### Work required
Give the number of lines that contain the string "name", please, and nothing else.
:: Provided information ::
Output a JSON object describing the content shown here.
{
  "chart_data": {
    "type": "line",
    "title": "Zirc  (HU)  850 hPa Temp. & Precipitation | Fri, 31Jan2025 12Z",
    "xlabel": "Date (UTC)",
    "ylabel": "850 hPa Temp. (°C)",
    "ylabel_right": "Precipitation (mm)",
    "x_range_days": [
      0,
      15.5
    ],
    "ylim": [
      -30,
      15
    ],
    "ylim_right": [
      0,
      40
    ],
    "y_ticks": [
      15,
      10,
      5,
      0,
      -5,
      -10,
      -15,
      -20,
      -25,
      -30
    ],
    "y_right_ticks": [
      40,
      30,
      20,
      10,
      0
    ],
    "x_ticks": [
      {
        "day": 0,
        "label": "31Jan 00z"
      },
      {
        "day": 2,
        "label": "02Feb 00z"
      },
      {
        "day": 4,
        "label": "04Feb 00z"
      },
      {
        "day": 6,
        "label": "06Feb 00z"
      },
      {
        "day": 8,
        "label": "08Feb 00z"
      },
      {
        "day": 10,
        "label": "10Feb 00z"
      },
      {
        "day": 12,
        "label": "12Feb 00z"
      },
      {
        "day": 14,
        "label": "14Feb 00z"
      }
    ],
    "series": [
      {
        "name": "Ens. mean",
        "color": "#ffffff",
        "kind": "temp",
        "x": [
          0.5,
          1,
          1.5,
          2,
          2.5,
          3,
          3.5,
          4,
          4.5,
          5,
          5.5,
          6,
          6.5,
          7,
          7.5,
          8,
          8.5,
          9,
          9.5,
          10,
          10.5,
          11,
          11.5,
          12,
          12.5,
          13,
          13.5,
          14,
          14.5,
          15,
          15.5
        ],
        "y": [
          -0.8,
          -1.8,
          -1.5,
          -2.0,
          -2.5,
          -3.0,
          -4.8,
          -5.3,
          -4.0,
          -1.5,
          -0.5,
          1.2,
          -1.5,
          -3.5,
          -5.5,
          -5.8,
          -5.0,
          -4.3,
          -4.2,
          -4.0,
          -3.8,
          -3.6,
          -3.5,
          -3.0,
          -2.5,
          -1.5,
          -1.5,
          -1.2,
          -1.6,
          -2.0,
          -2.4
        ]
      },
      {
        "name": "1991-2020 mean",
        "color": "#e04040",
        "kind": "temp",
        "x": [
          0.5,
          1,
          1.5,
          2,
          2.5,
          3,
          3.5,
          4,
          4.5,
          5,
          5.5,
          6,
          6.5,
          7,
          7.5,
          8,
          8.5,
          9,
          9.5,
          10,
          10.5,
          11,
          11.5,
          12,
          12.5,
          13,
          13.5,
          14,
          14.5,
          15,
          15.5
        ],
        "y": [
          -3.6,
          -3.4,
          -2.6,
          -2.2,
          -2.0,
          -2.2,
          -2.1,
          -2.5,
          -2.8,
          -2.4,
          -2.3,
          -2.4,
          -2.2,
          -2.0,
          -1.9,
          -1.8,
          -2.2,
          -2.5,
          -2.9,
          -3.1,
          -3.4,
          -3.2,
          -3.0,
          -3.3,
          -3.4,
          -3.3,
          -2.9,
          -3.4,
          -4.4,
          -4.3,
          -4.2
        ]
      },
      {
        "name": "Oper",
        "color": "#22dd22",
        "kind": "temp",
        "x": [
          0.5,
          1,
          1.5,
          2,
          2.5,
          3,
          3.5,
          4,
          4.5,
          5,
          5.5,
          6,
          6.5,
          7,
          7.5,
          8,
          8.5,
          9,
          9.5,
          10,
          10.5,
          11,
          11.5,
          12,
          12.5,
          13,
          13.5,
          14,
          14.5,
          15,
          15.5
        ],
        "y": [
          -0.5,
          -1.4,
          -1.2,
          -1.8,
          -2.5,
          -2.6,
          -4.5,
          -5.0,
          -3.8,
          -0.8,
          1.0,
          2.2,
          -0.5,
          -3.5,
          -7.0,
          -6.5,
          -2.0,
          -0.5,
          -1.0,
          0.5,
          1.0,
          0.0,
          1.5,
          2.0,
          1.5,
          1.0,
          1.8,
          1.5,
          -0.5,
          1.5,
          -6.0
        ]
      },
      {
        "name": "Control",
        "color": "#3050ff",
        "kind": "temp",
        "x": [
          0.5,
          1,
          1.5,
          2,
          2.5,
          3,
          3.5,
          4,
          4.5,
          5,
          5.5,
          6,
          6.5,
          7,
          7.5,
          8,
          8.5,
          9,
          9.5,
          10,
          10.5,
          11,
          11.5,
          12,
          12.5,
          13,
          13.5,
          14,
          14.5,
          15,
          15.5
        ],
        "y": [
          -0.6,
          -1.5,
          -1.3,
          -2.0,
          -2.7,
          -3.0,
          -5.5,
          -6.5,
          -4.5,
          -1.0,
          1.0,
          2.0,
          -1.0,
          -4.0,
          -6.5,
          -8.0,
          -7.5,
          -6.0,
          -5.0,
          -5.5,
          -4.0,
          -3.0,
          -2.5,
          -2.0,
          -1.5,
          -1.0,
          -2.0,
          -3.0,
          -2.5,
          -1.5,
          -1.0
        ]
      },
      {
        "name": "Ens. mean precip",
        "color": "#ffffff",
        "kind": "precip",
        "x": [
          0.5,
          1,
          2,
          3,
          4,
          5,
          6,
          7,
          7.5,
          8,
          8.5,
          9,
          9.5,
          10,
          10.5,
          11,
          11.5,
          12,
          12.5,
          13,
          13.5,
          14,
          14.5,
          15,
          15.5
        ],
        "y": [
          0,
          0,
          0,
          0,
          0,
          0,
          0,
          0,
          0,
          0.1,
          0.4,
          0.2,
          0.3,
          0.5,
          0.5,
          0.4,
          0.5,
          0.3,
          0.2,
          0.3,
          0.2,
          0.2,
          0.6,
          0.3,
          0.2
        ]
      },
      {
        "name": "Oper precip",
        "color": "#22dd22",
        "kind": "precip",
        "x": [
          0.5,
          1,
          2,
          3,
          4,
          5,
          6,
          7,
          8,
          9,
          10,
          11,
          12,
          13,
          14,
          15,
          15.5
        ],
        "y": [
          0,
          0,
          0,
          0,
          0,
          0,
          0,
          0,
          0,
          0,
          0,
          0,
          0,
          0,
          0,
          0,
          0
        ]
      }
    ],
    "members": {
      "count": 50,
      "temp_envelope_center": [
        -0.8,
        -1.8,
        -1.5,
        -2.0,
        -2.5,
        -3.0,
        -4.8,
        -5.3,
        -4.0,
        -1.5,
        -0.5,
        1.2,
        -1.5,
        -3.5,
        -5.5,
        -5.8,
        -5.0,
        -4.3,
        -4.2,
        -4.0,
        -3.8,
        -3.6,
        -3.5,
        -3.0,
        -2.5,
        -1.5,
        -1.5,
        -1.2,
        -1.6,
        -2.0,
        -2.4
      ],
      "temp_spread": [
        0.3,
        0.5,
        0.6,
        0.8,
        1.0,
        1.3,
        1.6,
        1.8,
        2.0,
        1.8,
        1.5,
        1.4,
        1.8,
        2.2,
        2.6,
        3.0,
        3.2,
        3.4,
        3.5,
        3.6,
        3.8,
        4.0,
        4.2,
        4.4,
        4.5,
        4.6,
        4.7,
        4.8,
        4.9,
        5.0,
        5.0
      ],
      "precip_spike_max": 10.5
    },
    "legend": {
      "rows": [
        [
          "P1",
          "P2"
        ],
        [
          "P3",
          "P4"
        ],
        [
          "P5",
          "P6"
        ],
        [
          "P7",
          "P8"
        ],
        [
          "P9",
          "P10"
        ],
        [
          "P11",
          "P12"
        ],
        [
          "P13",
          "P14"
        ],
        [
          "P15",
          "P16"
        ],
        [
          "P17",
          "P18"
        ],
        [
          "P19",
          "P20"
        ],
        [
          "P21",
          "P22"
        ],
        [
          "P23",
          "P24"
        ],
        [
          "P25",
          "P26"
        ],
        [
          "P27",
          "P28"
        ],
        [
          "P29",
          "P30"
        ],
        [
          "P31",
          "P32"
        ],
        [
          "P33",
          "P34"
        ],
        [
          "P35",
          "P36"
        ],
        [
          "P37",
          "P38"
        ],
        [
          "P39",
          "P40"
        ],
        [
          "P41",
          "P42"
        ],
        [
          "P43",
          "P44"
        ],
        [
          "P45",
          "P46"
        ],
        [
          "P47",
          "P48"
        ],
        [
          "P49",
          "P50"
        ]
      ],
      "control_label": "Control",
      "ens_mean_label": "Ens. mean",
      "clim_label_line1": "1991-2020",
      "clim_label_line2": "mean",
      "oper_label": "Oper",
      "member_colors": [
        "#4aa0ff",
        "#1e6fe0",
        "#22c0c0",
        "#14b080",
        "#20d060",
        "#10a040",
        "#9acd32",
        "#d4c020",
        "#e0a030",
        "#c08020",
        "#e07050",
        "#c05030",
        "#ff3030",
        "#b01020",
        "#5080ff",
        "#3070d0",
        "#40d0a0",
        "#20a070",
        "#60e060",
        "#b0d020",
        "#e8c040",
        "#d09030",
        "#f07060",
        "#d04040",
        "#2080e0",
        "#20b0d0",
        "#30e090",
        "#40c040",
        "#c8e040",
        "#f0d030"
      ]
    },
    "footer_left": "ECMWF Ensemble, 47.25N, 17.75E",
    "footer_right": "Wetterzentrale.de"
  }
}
:::
### Reply
6